Copy nothing but the text: reproduce each line of the listing exactly and leave the pictures out.

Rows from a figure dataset
start

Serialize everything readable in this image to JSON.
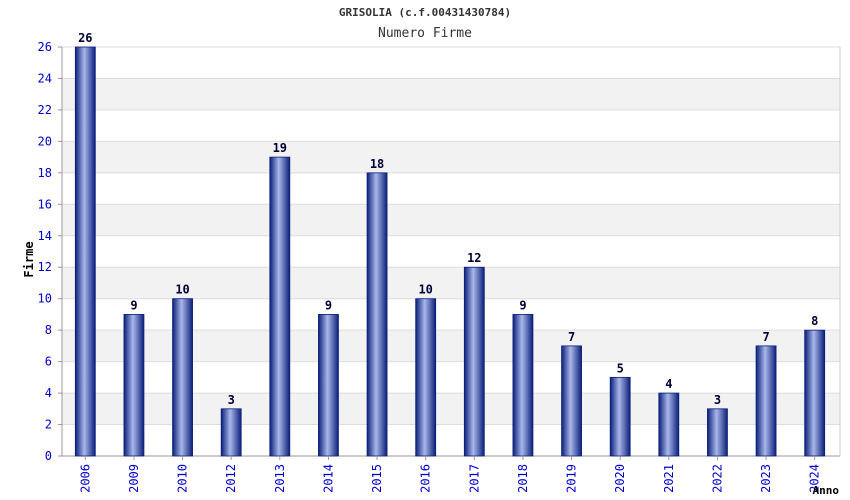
{
  "chart_data": {
    "type": "bar",
    "title": "GRISOLIA (c.f.00431430784)",
    "subtitle": "Numero Firme",
    "xlabel": "Anno",
    "ylabel": "Firme",
    "categories": [
      "2006",
      "2009",
      "2010",
      "2012",
      "2013",
      "2014",
      "2015",
      "2016",
      "2017",
      "2018",
      "2019",
      "2020",
      "2021",
      "2022",
      "2023",
      "2024"
    ],
    "values": [
      26,
      9,
      10,
      3,
      19,
      9,
      18,
      10,
      12,
      9,
      7,
      5,
      4,
      3,
      7,
      8
    ],
    "ylim": [
      0,
      26
    ],
    "ytick_step": 2,
    "grid": true,
    "colors": {
      "bar_dark": "#0b1f7a",
      "bar_light": "#a9b7ea",
      "tick_label": "#0000cc",
      "value_label": "#000033",
      "band_light": "#f2f2f2",
      "band_white": "#ffffff",
      "axis": "#999999"
    }
  }
}
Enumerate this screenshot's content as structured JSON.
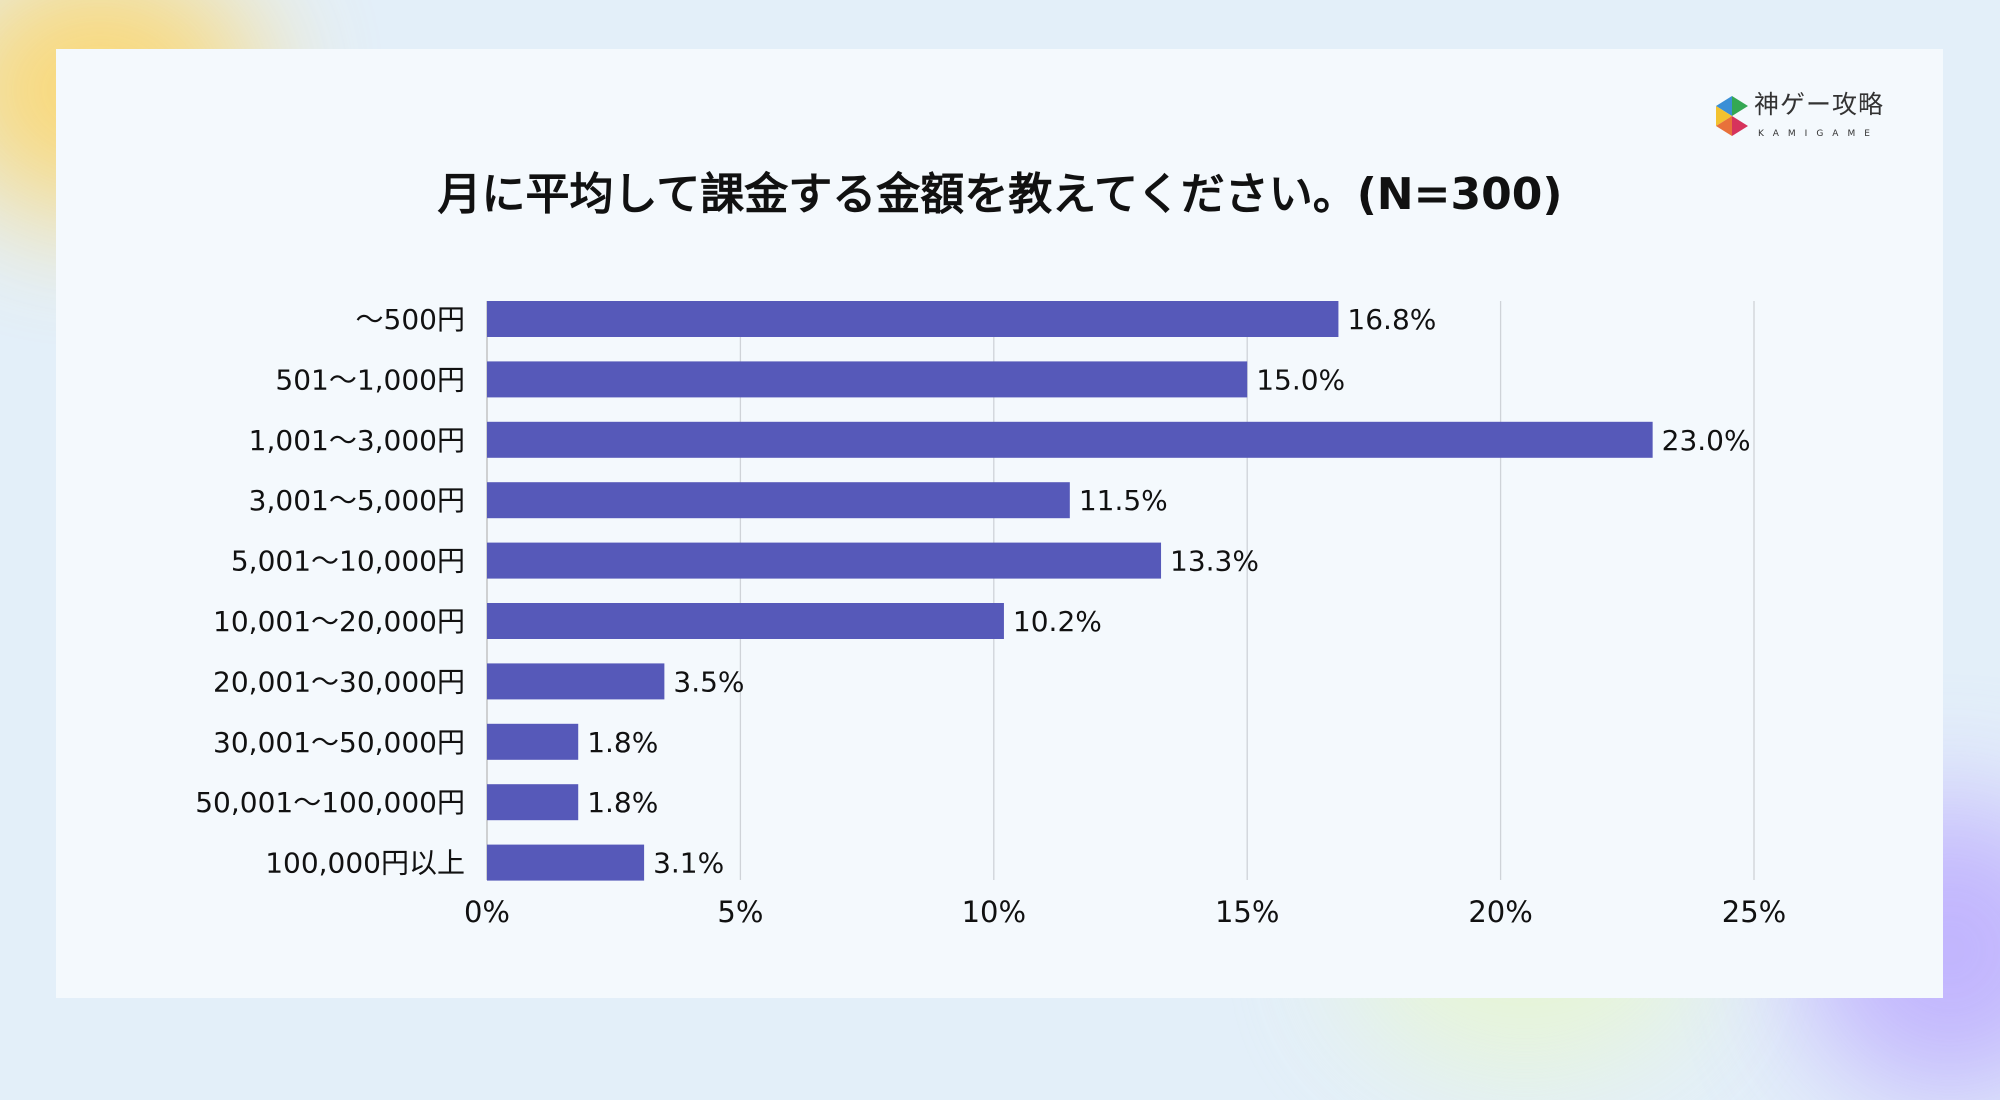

end

--- The response ---
Serialize everything readable in this image to JSON.
{
  "chart_data": {
    "type": "bar",
    "title": "GRISOLIA (c.f.00431430784)",
    "subtitle": "Numero Firme",
    "xlabel": "Anno",
    "ylabel": "Firme",
    "categories": [
      "2006",
      "2009",
      "2010",
      "2012",
      "2013",
      "2014",
      "2015",
      "2016",
      "2017",
      "2018",
      "2019",
      "2020",
      "2021",
      "2022",
      "2023",
      "2024"
    ],
    "values": [
      26,
      9,
      10,
      3,
      19,
      9,
      18,
      10,
      12,
      9,
      7,
      5,
      4,
      3,
      7,
      8
    ],
    "ylim": [
      0,
      26
    ],
    "ytick_step": 2,
    "grid": true,
    "colors": {
      "bar_dark": "#0b1f7a",
      "bar_light": "#a9b7ea",
      "tick_label": "#0000cc",
      "value_label": "#000033",
      "band_light": "#f2f2f2",
      "band_white": "#ffffff",
      "axis": "#999999"
    }
  }
}
Enumerate this screenshot's content as structured JSON.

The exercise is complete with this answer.